In the material below, find every line with "Украину" and pull it out.

## start

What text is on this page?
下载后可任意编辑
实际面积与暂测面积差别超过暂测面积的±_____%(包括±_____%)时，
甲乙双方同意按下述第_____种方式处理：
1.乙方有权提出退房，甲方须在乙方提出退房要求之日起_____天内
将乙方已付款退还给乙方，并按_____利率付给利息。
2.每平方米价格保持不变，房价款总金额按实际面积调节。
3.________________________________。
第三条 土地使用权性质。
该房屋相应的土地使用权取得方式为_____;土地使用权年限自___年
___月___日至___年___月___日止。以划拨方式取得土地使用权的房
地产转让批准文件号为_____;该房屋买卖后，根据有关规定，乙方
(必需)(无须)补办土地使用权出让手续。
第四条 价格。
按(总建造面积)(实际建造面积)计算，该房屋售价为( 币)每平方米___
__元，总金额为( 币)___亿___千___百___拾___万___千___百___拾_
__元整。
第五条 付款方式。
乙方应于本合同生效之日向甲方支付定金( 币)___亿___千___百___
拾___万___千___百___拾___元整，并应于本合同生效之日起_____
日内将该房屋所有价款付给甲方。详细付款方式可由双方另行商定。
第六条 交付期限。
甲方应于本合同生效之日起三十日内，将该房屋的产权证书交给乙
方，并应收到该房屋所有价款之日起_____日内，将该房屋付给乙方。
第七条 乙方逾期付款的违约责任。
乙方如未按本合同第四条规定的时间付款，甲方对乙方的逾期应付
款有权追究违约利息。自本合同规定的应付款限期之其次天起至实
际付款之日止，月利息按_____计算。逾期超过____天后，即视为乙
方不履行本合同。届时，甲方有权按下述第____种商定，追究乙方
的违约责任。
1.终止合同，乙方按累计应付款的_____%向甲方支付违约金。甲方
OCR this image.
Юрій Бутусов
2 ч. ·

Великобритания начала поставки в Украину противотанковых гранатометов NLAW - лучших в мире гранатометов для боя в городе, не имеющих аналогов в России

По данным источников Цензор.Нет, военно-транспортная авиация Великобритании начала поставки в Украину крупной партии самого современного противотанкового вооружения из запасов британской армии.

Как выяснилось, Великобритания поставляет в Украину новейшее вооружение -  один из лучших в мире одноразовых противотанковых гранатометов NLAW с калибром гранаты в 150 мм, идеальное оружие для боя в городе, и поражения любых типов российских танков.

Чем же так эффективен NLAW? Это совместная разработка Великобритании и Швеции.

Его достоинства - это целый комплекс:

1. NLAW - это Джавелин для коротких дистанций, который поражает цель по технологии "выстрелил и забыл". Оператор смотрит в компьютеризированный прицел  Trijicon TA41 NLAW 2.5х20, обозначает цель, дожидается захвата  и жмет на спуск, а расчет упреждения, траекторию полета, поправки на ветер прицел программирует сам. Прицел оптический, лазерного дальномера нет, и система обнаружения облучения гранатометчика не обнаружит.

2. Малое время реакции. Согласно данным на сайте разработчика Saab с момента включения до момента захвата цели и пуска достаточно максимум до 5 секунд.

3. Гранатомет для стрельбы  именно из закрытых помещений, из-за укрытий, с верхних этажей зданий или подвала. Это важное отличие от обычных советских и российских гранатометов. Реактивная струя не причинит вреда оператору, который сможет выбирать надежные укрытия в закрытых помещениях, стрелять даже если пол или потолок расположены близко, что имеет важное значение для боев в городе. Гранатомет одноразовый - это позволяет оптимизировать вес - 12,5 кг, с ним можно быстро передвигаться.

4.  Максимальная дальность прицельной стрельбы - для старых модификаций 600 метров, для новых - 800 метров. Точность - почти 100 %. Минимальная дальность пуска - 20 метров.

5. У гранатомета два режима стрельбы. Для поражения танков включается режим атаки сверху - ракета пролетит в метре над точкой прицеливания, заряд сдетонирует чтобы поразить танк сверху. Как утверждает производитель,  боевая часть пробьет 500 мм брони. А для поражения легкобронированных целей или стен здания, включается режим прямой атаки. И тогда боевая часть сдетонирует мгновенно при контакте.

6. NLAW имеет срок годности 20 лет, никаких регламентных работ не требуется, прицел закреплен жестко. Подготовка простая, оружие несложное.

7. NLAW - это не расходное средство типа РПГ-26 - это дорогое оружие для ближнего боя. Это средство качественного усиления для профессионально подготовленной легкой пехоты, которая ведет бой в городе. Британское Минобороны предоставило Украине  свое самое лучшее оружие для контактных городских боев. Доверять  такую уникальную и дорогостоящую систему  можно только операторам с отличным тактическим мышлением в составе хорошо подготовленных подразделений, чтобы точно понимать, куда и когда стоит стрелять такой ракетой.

## end

TASK SOLUTION>
Великобритания начала поставки в Украину противотанковых гранатометов NLAW - лучших в мире гранатометов для боя в городе, не имеющих аналогов в России
По данным источников Цензор.Нет, военно-транспортная авиация Великобритании начала поставки в Украину крупной партии самого современного противотанкового вооружения из запасов британской армии.
Как выяснилось, Великобритания поставляет в Украину новейшее вооружение -  один из лучших в мире одноразовых противотанковых гранатометов NLAW с калибром гранаты в 150 мм, идеальное оружие для боя в городе, и поражения любых типов российских танков.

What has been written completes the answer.